- **SHORT TASK**: Check every line of the data below for the string "McGraw", and copy the ones that hold it.
#### RECORDS PROVIDED ####
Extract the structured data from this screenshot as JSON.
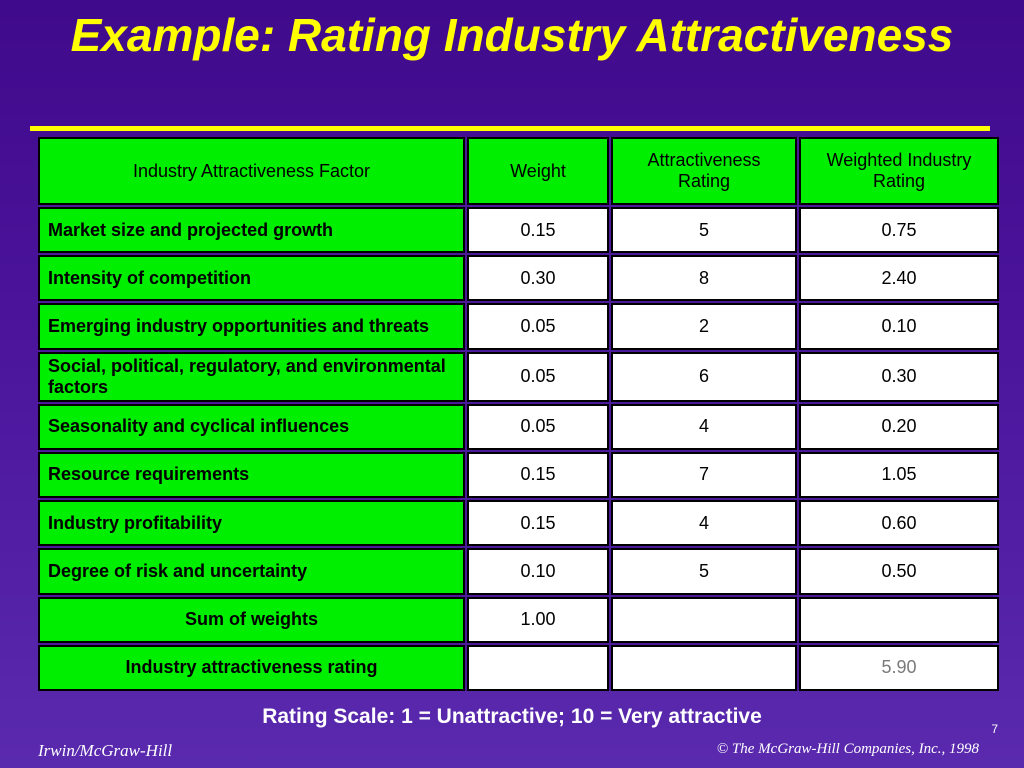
{
  "slide": {
    "title": "Example:  Rating  Industry Attractiveness",
    "rating_scale": "Rating Scale:  1 = Unattractive; 10 = Very attractive",
    "footer_left": "Irwin/McGraw-Hill",
    "footer_right": "© The McGraw-Hill Companies, Inc., 1998",
    "page_number": "7"
  },
  "table": {
    "headers": [
      "Industry  Attractiveness  Factor",
      "Weight",
      "Attractiveness Rating",
      "Weighted Industry  Rating"
    ],
    "rows": [
      [
        "Market size and projected growth",
        "0.15",
        "5",
        "0.75"
      ],
      [
        "Intensity of competition",
        "0.30",
        "8",
        "2.40"
      ],
      [
        "Emerging industry opportunities and threats",
        "0.05",
        "2",
        "0.10"
      ],
      [
        "Social, political, regulatory, and environmental factors",
        "0.05",
        "6",
        "0.30"
      ],
      [
        "Seasonality and cyclical influences",
        "0.05",
        "4",
        "0.20"
      ],
      [
        "Resource requirements",
        "0.15",
        "7",
        "1.05"
      ],
      [
        "Industry profitability",
        "0.15",
        "4",
        "0.60"
      ],
      [
        "Degree of  risk and uncertainty",
        "0.10",
        "5",
        "0.50"
      ],
      [
        "Sum of weights",
        "1.00",
        "",
        ""
      ],
      [
        "Industry attractiveness rating",
        "",
        "",
        "5.90"
      ]
    ]
  }
}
####
- **SOLUTION**:
    "footer_left": "Irwin/McGraw-Hill",
    "footer_right": "© The McGraw-Hill Companies, Inc., 1998",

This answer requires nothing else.